**Work instructions:** Copy each entry as it stands, leaving nothing out.

**The data:**
......

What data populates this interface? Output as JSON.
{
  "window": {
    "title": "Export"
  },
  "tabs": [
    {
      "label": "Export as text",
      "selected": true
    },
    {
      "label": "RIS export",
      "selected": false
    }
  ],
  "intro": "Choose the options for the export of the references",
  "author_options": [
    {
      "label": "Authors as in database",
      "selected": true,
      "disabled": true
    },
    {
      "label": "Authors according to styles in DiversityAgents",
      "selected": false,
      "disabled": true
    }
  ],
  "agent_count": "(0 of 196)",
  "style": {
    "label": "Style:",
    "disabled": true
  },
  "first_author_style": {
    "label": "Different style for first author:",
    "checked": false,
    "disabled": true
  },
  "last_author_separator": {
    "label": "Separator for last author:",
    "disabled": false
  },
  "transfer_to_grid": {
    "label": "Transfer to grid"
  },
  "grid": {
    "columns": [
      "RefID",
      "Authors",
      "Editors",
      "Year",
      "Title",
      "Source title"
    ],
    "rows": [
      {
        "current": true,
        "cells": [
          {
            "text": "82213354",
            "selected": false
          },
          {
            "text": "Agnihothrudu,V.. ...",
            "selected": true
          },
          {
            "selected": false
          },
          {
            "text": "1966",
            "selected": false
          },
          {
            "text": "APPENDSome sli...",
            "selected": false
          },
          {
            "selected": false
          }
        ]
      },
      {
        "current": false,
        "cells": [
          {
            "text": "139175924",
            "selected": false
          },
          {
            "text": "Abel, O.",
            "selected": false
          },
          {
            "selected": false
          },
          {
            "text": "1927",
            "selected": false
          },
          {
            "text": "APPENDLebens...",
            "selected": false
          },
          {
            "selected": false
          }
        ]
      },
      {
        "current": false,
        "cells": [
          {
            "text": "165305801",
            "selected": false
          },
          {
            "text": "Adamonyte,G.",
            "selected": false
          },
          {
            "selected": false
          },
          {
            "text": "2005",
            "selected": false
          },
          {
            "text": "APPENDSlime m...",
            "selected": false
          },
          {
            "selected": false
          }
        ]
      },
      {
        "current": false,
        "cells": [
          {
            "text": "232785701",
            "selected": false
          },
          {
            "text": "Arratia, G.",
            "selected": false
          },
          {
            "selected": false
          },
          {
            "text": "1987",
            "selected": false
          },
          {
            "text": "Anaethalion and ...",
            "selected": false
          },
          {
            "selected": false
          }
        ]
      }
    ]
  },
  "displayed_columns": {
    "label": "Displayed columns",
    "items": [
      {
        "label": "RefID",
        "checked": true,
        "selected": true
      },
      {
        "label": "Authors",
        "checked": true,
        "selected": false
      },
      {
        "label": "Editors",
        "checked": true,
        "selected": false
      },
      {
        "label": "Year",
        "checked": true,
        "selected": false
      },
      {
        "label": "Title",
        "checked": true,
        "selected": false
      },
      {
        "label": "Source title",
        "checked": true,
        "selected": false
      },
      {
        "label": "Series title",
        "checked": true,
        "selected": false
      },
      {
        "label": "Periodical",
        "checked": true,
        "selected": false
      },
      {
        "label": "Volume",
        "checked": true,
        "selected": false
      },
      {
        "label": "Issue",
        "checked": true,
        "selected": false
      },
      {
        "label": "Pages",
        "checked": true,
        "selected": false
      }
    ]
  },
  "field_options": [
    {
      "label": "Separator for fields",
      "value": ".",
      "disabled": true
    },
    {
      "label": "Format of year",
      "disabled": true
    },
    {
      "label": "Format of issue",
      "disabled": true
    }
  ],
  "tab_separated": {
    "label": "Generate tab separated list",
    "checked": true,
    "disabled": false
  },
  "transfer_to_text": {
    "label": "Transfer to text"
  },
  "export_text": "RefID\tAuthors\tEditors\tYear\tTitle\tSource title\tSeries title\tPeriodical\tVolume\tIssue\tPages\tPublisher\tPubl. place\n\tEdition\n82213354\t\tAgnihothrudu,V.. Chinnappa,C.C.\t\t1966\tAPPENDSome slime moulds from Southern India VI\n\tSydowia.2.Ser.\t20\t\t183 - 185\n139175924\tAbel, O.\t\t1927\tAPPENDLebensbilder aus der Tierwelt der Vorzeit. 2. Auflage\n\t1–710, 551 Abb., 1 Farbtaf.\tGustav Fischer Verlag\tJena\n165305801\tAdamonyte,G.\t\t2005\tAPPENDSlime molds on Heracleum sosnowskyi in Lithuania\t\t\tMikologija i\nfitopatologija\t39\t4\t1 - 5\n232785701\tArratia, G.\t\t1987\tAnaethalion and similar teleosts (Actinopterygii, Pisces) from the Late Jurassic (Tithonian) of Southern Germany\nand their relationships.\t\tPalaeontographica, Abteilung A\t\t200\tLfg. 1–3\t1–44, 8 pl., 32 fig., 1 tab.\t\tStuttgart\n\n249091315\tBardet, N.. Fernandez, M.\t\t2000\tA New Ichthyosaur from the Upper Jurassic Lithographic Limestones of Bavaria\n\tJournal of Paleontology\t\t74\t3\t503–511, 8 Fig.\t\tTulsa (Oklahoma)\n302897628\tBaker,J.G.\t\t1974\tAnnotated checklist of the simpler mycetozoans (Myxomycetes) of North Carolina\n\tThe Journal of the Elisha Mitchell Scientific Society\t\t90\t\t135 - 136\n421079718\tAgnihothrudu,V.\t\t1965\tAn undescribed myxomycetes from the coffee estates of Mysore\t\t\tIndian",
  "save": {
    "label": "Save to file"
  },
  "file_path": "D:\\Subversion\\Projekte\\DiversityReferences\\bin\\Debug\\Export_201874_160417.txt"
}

......

**Task solution:**
What data populates this interface? Output as JSON.
{
  "window": {
    "title": "Export"
  },
  "tabs": [
    {
      "label": "Export as text",
      "selected": true
    },
    {
      "label": "RIS export",
      "selected": false
    }
  ],
  "intro": "Choose the options for the export of the references",
  "author_options": [
    {
      "label": "Authors as in database",
      "selected": true,
      "disabled": true
    },
    {
      "label": "Authors according to styles in DiversityAgents",
      "selected": false,
      "disabled": true
    }
  ],
  "agent_count": "(0 of 196)",
  "style": {
    "label": "Style:",
    "disabled": true
  },
  "first_author_style": {
    "label": "Different style for first author:",
    "checked": false,
    "disabled": true
  },
  "last_author_separator": {
    "label": "Separator for last author:",
    "disabled": false
  },
  "transfer_to_grid": {
    "label": "Transfer to grid"
  },
  "grid": {
    "columns": [
      "RefID",
      "Authors",
      "Editors",
      "Year",
      "Title",
      "Source title"
    ],
    "rows": [
      {
        "current": true,
        "cells": [
          {
            "text": "82213354",
            "selected": false
          },
          {
            "text": "Agnihothrudu,V.. ...",
            "selected": true
          },
          {
            "selected": false
          },
          {
            "text": "1966",
            "selected": false
          },
          {
            "text": "APPENDSome sli...",
            "selected": false
          },
          {
            "selected": false
          }
        ]
      },
      {
        "current": false,
        "cells": [
          {
            "text": "139175924",
            "selected": false
          },
          {
            "text": "Abel, O.",
            "selected": false
          },
          {
            "selected": false
          },
          {
            "text": "1927",
            "selected": false
          },
          {
            "text": "APPENDLebens...",
            "selected": false
          },
          {
            "selected": false
          }
        ]
      },
      {
        "current": false,
        "cells": [
          {
            "text": "165305801",
            "selected": false
          },
          {
            "text": "Adamonyte,G.",
            "selected": false
          },
          {
            "selected": false
          },
          {
            "text": "2005",
            "selected": false
          },
          {
            "text": "APPENDSlime m...",
            "selected": false
          },
          {
            "selected": false
          }
        ]
      },
      {
        "current": false,
        "cells": [
          {
            "text": "232785701",
            "selected": false
          },
          {
            "text": "Arratia, G.",
            "selected": false
          },
          {
            "selected": false
          },
          {
            "text": "1987",
            "selected": false
          },
          {
            "text": "Anaethalion and ...",
            "selected": false
          },
          {
            "selected": false
          }
        ]
      }
    ]
  },
  "displayed_columns": {
    "label": "Displayed columns",
    "items": [
      {
        "label": "RefID",
        "checked": true,
        "selected": true
      },
      {
        "label": "Authors",
        "checked": true,
        "selected": false
      },
      {
        "label": "Editors",
        "checked": true,
        "selected": false
      },
      {
        "label": "Year",
        "checked": true,
        "selected": false
      },
      {
        "label": "Title",
        "checked": true,
        "selected": false
      },
      {
        "label": "Source title",
        "checked": true,
        "selected": false
      },
      {
        "label": "Series title",
        "checked": true,
        "selected": false
      },
      {
        "label": "Periodical",
        "checked": true,
        "selected": false
      },
      {
        "label": "Volume",
        "checked": true,
        "selected": false
      },
      {
        "label": "Issue",
        "checked": true,
        "selected": false
      },
      {
        "label": "Pages",
        "checked": true,
        "selected": false
      }
    ]
  },
  "field_options": [
    {
      "label": "Separator for fields",
      "value": ".",
      "disabled": true
    },
    {
      "label": "Format of year",
      "disabled": true
    },
    {
      "label": "Format of issue",
      "disabled": true
    }
  ],
  "tab_separated": {
    "label": "Generate tab separated list",
    "checked": true,
    "disabled": false
  },
  "transfer_to_text": {
    "label": "Transfer to text"
  },
  "export_text": "RefID\tAuthors\tEditors\tYear\tTitle\tSource title\tSeries title\tPeriodical\tVolume\tIssue\tPages\tPublisher\tPubl. place\n\tEdition\n82213354\t\tAgnihothrudu,V.. Chinnappa,C.C.\t\t1966\tAPPENDSome slime moulds from Southern India VI\n\tSydowia.2.Ser.\t20\t\t183 - 185\n139175924\tAbel, O.\t\t1927\tAPPENDLebensbilder aus der Tierwelt der Vorzeit. 2. Auflage\n\t1–710, 551 Abb., 1 Farbtaf.\tGustav Fischer Verlag\tJena\n165305801\tAdamonyte,G.\t\t2005\tAPPENDSlime molds on Heracleum sosnowskyi in Lithuania\t\t\tMikologija i\nfitopatologija\t39\t4\t1 - 5\n232785701\tArratia, G.\t\t1987\tAnaethalion and similar teleosts (Actinopterygii, Pisces) from the Late Jurassic (Tithonian) of Southern Germany\nand their relationships.\t\tPalaeontographica, Abteilung A\t\t200\tLfg. 1–3\t1–44, 8 pl., 32 fig., 1 tab.\t\tStuttgart\n\n249091315\tBardet, N.. Fernandez, M.\t\t2000\tA New Ichthyosaur from the Upper Jurassic Lithographic Limestones of Bavaria\n\tJournal of Paleontology\t\t74\t3\t503–511, 8 Fig.\t\tTulsa (Oklahoma)\n302897628\tBaker,J.G.\t\t1974\tAnnotated checklist of the simpler mycetozoans (Myxomycetes) of North Carolina\n\tThe Journal of the Elisha Mitchell Scientific Society\t\t90\t\t135 - 136\n421079718\tAgnihothrudu,V.\t\t1965\tAn undescribed myxomycetes from the coffee estates of Mysore\t\t\tIndian",
  "save": {
    "label": "Save to file"
  },
  "file_path": "D:\\Subversion\\Projekte\\DiversityReferences\\bin\\Debug\\Export_201874_160417.txt"
}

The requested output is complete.